__WHAT THE TASK ASKS__. Among the entries below, count the lines that contain the word "Ventral". Write down only the total.

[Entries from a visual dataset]
--
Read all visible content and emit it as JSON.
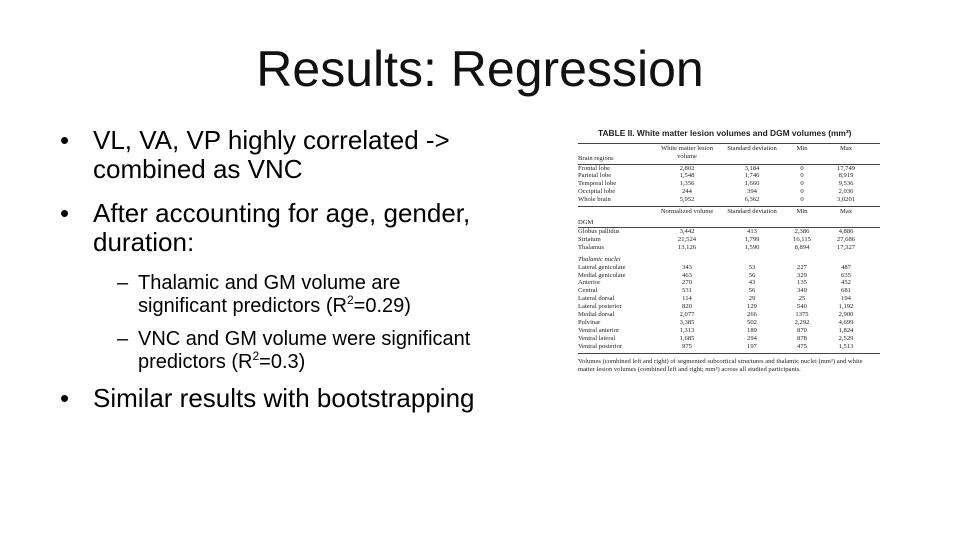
{
  "slide": {
    "title": "Results: Regression",
    "bullets": {
      "b1": "VL, VA, VP highly correlated -> combined as VNC",
      "b2": "After accounting for age, gender, duration:",
      "b2_sub1_pre": "Thalamic and GM volume are significant predictors (R",
      "b2_sub1_sup": "2",
      "b2_sub1_post": "=0.29)",
      "b2_sub2_pre": "VNC and GM volume were significant predictors (R",
      "b2_sub2_sup": "2",
      "b2_sub2_post": "=0.3)",
      "b3": "Similar results with bootstrapping",
      "bullet_glyph": "•",
      "dash_glyph": "–"
    }
  },
  "table": {
    "caption": "TABLE II. White matter lesion volumes and DGM volumes (mm³)",
    "header1": [
      "Brain regions",
      "White matter lesion volume",
      "Standard deviation",
      "Min",
      "Max"
    ],
    "rows1": [
      [
        "Frontal lobe",
        "2,802",
        "3,184",
        "0",
        "17,749"
      ],
      [
        "Parietal lobe",
        "1,548",
        "1,746",
        "0",
        "8,919"
      ],
      [
        "Temporal lobe",
        "1,356",
        "1,660",
        "0",
        "9,536"
      ],
      [
        "Occipital lobe",
        "244",
        "394",
        "0",
        "2,036"
      ],
      [
        "Whole brain",
        "5,952",
        "6,362",
        "0",
        "3,0201"
      ]
    ],
    "header2": [
      "DGM",
      "Normalized volume",
      "Standard deviation",
      "Min",
      "Max"
    ],
    "rows2": [
      [
        "Globus pallidus",
        "3,442",
        "413",
        "2,386",
        "4,886"
      ],
      [
        "Striatum",
        "21,524",
        "1,799",
        "16,115",
        "27,686"
      ],
      [
        "Thalamus",
        "13,126",
        "1,590",
        "8,894",
        "17,327"
      ]
    ],
    "subheading": "Thalamic nuclei",
    "rows3": [
      [
        "Lateral geniculate",
        "343",
        "53",
        "227",
        "487"
      ],
      [
        "Medial geniculate",
        "463",
        "56",
        "329",
        "635"
      ],
      [
        "Anterior",
        "270",
        "43",
        "135",
        "452"
      ],
      [
        "Central",
        "531",
        "56",
        "349",
        "681"
      ],
      [
        "Lateral dorsal",
        "114",
        "29",
        "25",
        "194"
      ],
      [
        "Lateral posterior",
        "820",
        "129",
        "540",
        "1,192"
      ],
      [
        "Medial dorsal",
        "2,077",
        "266",
        "1375",
        "2,900"
      ],
      [
        "Pulvinar",
        "3,385",
        "502",
        "2,292",
        "4,699"
      ],
      [
        "Ventral anterior",
        "1,313",
        "189",
        "870",
        "1,824"
      ],
      [
        "Ventral lateral",
        "1,685",
        "294",
        "878",
        "2,529"
      ],
      [
        "Ventral posterior",
        "975",
        "197",
        "475",
        "1,513"
      ]
    ],
    "footnote": "Volumes (combined left and right) of segmented subcortical structures and thalamic nuclei (mm³) and white matter lesion volumes (combined left and right; mm³) across all studied participants."
  }
}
--
__EXPECTED ANSWER__. 3